▸ **Task to carry out**:
Pull out every line below containing the word "edit".
## start Record extracts
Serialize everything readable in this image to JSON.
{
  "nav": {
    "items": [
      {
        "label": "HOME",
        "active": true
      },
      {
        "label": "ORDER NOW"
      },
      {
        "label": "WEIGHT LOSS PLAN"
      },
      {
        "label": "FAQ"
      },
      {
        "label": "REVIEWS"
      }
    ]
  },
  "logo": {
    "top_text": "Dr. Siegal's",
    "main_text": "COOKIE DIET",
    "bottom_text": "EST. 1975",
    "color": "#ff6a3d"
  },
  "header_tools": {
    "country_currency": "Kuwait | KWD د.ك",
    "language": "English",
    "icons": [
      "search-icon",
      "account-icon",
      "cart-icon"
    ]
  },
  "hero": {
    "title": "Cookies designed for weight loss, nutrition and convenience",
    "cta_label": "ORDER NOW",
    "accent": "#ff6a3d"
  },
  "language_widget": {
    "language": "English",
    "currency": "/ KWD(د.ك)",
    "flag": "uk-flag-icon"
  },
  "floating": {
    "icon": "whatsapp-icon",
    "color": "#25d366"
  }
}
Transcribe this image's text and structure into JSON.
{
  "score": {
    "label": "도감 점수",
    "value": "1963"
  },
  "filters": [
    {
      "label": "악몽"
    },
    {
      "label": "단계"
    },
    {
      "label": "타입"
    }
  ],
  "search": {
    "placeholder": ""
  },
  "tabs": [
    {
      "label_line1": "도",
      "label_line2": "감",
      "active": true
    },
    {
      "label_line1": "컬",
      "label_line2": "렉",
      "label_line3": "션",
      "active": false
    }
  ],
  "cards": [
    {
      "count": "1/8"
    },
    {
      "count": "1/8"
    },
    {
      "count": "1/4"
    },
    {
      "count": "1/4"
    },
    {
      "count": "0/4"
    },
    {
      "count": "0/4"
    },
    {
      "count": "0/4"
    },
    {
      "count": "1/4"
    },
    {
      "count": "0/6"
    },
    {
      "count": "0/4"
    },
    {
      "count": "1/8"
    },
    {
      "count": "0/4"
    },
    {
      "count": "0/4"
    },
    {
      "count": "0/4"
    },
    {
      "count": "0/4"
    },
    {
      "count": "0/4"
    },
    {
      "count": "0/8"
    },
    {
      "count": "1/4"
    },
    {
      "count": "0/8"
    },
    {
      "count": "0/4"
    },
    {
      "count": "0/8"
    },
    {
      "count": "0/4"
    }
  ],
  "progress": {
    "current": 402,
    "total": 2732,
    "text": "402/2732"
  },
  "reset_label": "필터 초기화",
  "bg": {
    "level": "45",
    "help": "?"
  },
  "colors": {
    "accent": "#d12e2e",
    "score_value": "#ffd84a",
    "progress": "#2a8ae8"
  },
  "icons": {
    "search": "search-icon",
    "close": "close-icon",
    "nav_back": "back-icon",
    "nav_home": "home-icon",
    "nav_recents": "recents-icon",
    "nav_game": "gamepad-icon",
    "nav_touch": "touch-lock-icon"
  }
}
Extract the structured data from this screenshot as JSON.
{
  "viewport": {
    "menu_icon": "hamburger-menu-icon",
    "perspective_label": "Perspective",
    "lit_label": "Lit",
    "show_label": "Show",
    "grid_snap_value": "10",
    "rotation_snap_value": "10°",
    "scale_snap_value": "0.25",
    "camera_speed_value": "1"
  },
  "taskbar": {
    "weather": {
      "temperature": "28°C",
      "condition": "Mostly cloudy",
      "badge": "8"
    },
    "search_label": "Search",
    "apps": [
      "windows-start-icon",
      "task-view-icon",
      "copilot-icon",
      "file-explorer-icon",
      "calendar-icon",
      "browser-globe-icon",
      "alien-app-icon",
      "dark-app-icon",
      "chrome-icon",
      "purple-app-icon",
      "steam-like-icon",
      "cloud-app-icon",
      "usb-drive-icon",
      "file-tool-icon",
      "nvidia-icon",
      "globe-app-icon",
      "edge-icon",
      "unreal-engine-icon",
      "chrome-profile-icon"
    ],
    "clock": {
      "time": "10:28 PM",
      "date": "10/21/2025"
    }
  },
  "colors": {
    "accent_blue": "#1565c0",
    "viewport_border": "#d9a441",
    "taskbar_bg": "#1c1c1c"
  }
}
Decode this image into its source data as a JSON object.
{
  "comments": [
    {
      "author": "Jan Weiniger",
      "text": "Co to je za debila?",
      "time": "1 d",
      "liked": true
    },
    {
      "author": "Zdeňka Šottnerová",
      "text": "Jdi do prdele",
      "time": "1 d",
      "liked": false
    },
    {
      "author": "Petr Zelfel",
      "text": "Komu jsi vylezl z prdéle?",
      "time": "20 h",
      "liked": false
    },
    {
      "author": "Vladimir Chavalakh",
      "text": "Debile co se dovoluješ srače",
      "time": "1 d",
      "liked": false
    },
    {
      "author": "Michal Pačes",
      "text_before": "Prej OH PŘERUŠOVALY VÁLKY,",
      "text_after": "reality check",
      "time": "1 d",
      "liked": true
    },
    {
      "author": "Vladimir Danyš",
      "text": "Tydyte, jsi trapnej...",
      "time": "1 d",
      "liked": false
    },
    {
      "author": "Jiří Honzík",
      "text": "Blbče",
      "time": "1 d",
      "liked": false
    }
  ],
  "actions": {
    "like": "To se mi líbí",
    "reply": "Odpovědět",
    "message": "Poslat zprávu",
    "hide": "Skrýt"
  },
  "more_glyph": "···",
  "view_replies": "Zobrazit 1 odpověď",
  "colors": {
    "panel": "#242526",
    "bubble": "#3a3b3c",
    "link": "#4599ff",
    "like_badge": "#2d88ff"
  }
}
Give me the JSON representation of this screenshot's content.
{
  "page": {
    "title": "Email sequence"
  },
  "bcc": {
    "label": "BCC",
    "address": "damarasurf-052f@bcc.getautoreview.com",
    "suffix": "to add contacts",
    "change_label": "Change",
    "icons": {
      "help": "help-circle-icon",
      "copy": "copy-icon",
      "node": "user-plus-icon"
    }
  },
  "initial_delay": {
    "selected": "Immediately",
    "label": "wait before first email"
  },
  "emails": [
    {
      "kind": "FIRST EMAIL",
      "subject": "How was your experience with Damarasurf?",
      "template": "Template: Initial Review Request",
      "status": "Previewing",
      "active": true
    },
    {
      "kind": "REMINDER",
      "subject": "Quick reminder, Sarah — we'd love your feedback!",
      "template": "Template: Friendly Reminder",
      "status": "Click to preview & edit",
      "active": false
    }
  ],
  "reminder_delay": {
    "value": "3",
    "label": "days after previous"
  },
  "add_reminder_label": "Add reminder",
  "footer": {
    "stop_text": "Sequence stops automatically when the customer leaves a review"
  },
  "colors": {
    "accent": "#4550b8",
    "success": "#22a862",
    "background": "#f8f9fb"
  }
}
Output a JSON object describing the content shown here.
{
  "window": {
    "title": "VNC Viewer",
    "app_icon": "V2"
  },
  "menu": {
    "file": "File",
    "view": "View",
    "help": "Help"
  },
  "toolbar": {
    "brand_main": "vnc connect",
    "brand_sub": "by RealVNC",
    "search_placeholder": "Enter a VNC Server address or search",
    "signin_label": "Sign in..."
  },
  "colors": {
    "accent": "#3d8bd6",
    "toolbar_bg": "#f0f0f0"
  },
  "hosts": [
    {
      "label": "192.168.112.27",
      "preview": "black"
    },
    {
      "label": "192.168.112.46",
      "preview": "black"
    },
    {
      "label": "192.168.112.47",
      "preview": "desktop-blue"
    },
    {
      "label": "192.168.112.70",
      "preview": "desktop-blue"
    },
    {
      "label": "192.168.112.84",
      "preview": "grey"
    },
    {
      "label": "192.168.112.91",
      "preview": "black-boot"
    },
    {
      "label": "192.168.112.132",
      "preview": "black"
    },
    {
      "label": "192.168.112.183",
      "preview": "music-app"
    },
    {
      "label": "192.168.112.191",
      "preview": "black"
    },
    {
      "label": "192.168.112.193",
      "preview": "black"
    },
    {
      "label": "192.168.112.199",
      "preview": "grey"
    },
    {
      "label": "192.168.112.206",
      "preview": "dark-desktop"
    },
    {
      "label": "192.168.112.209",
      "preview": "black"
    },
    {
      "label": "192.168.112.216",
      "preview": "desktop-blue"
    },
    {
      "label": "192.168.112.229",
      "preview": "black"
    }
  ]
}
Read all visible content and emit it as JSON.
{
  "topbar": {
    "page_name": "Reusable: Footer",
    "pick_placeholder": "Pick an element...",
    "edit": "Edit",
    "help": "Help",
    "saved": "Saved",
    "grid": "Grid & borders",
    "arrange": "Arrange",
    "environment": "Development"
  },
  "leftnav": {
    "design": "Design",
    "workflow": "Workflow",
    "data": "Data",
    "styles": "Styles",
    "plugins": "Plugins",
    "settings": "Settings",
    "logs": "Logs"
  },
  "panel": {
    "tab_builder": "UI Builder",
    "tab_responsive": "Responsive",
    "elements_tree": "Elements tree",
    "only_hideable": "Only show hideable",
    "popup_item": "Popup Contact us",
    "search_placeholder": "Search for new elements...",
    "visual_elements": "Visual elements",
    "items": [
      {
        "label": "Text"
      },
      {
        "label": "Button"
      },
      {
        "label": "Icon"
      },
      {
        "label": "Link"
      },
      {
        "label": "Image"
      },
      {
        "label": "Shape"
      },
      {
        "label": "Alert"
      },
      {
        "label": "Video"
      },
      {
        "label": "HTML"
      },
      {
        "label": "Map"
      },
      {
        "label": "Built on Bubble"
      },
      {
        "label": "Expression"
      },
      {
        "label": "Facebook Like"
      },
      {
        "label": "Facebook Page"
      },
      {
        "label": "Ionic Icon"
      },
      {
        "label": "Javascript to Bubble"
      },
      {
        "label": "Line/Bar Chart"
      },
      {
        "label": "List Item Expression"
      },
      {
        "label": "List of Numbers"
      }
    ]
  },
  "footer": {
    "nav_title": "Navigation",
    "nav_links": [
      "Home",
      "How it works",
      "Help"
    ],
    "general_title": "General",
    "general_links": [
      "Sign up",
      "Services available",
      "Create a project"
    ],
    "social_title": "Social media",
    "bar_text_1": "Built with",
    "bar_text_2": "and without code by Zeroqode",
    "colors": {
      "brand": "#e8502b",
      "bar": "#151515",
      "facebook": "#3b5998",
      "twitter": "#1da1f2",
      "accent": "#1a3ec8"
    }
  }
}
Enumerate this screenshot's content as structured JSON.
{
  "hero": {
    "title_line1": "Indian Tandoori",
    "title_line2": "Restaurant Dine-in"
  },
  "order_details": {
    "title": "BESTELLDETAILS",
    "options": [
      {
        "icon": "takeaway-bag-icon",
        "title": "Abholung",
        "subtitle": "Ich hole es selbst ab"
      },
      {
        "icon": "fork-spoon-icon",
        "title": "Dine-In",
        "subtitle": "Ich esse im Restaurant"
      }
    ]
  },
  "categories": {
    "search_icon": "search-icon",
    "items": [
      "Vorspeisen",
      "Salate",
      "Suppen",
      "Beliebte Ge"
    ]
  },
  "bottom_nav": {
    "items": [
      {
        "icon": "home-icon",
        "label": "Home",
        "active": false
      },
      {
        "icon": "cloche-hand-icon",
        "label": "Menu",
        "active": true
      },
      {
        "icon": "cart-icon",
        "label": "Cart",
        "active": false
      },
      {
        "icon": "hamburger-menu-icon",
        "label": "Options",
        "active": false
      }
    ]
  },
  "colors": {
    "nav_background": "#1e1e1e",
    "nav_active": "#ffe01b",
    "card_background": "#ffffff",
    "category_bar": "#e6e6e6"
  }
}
## end Record extracts
▸ **Answer for this exercise**:
      "status": "Click to preview & edit",
    "edit": "Edit",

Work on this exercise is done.